§ **Prompt**: State the number of lines below in which the word "Mayfield" appears. Nothing else belongs in the answer.

Begin Raw records

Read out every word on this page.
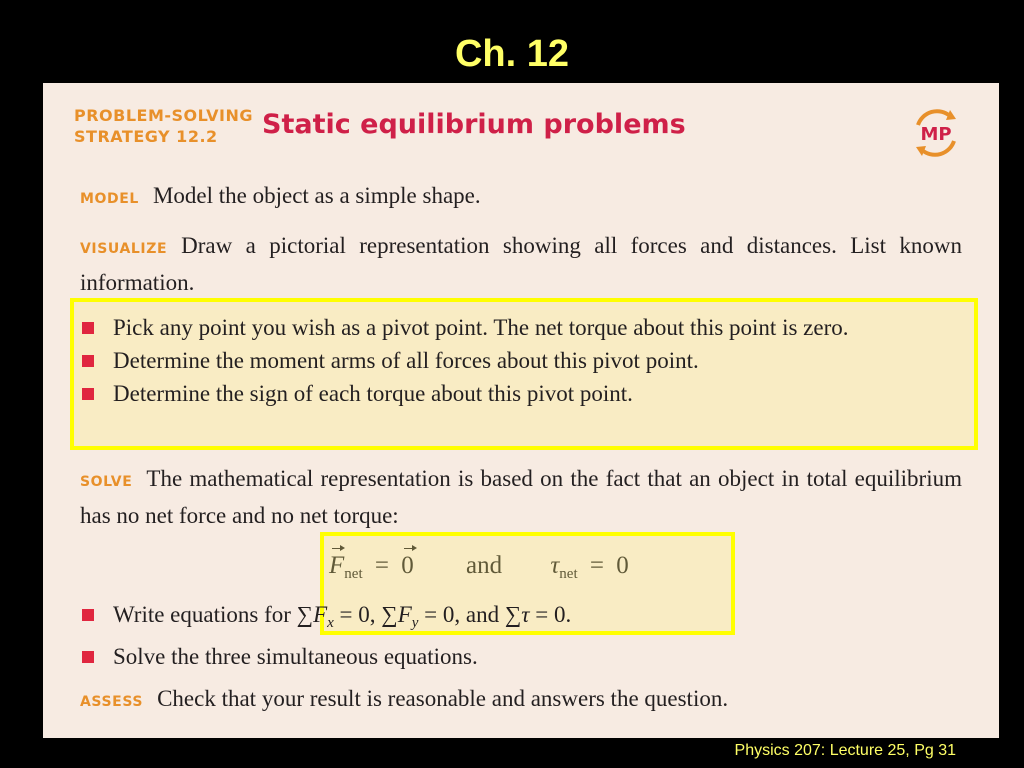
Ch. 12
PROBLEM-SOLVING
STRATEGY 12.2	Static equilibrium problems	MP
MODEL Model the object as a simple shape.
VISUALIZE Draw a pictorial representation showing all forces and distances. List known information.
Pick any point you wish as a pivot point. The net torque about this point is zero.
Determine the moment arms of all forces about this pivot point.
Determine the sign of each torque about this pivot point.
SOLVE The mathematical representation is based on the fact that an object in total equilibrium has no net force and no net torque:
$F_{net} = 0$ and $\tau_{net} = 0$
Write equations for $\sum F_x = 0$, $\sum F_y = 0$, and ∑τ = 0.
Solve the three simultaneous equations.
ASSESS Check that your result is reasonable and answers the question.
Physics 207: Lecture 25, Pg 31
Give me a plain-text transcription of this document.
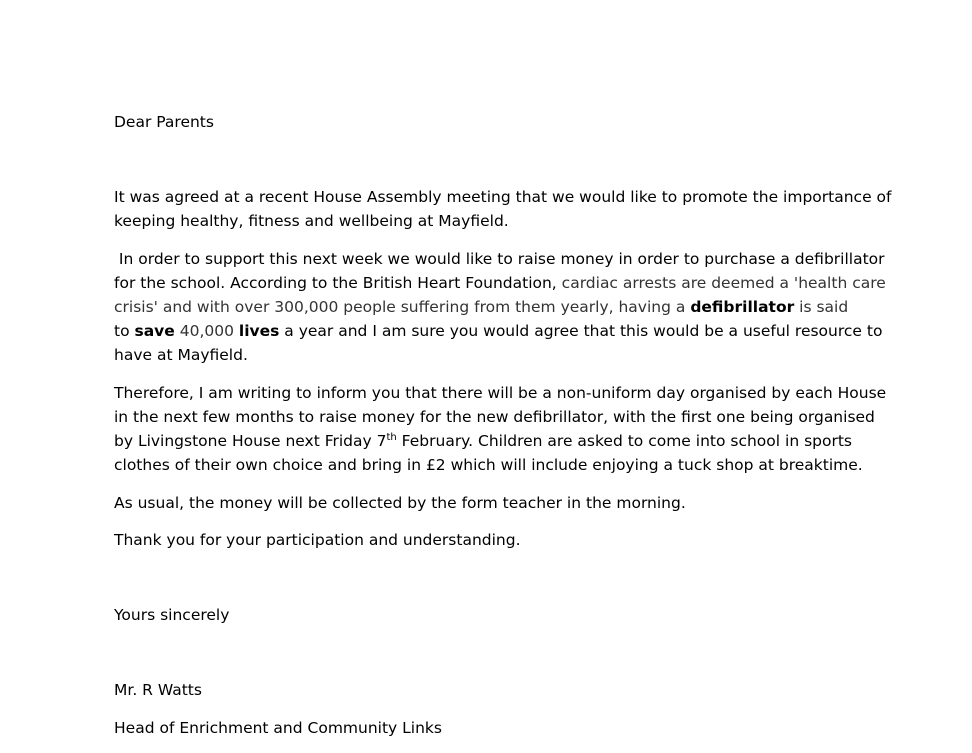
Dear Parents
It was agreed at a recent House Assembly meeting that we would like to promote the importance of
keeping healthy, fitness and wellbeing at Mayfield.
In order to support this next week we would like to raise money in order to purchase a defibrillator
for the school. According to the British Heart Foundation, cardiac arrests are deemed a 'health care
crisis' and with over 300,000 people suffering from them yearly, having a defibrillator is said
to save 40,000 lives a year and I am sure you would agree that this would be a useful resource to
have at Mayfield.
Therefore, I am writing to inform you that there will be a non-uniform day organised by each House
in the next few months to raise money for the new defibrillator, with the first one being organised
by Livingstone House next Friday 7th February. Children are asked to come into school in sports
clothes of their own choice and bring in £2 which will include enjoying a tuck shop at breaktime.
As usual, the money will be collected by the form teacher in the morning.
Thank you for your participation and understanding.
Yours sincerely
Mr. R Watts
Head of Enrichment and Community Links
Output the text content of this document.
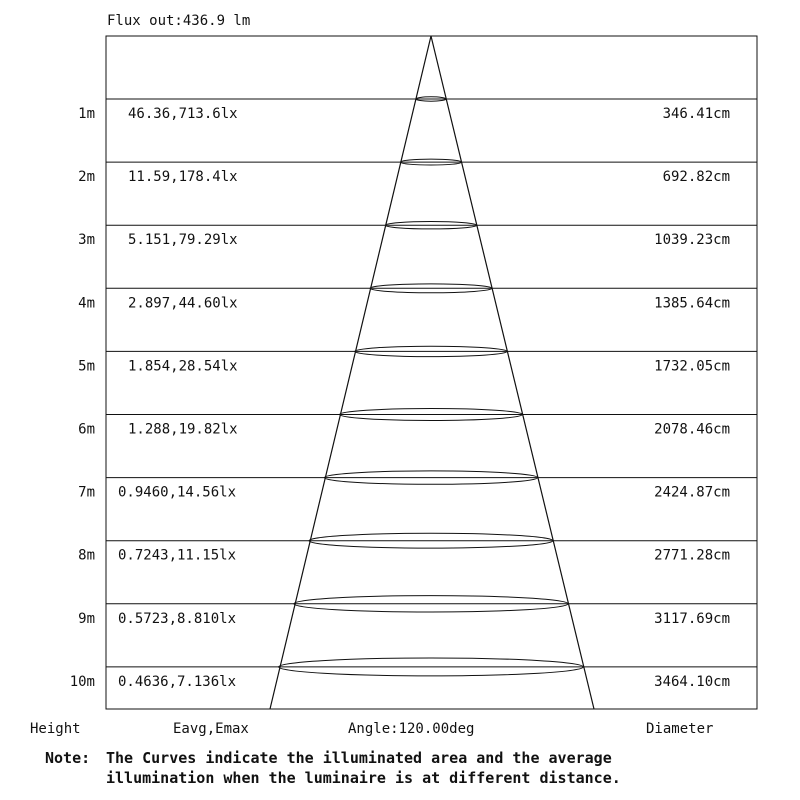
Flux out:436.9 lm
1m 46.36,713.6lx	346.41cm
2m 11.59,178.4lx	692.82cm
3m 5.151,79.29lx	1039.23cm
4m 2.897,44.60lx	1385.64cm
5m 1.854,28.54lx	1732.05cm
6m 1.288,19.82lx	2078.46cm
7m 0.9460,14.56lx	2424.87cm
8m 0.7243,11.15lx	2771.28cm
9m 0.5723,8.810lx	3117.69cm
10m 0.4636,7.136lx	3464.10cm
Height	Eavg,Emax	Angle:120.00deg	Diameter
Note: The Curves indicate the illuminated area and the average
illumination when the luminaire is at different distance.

End Raw records

§ **Exercise solution**: 2